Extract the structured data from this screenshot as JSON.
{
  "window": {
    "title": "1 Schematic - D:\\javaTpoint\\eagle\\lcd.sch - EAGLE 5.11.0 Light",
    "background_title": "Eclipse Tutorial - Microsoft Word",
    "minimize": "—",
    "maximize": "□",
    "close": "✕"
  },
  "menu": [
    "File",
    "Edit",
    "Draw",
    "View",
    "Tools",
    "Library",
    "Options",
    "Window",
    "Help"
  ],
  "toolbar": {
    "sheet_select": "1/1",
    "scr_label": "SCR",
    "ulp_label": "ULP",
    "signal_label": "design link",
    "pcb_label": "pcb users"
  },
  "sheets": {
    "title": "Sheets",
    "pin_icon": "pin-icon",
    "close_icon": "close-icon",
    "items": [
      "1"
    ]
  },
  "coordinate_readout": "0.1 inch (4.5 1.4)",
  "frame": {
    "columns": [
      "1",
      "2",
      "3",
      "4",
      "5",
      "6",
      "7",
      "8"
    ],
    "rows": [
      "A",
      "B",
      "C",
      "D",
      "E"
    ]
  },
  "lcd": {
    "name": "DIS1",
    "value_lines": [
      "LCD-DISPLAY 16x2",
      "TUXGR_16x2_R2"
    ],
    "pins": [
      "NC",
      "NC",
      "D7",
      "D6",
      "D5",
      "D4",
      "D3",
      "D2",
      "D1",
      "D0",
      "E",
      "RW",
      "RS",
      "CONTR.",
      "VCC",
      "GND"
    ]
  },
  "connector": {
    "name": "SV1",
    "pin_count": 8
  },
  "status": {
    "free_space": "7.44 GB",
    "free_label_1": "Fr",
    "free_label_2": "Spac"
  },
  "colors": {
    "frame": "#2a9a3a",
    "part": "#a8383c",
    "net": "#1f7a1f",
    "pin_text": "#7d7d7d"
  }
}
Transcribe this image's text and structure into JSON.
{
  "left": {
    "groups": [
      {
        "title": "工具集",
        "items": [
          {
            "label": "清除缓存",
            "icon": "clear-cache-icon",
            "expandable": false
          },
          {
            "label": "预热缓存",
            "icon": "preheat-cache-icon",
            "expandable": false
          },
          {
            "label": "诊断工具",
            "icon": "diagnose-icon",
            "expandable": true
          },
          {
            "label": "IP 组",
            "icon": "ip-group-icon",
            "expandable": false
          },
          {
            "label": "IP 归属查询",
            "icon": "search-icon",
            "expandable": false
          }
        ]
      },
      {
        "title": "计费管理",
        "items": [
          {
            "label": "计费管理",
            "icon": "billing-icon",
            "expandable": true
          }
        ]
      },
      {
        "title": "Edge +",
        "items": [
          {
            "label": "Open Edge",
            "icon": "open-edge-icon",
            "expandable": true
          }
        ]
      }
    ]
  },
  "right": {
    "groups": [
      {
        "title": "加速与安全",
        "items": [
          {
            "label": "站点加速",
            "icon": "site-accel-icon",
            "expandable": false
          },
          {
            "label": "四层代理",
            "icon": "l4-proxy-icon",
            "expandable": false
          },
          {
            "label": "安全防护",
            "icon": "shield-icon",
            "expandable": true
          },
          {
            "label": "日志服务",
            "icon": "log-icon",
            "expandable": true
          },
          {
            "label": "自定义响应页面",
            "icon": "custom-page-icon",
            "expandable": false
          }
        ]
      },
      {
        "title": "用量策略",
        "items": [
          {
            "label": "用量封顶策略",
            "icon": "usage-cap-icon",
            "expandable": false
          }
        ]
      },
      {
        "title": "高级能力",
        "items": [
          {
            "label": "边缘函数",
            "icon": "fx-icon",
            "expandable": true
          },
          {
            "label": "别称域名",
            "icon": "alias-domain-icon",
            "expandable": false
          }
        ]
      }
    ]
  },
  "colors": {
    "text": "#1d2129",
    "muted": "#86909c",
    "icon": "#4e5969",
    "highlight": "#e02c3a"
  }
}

################

EXERCISE DIRECTIONS ▸
Take each line of the material that contains the word "this" and list it.

RESULT OF THE EXERCISE ▸
Extract the structured data from this screenshot as JSON.
Transcribe this image's text and structure into JSON.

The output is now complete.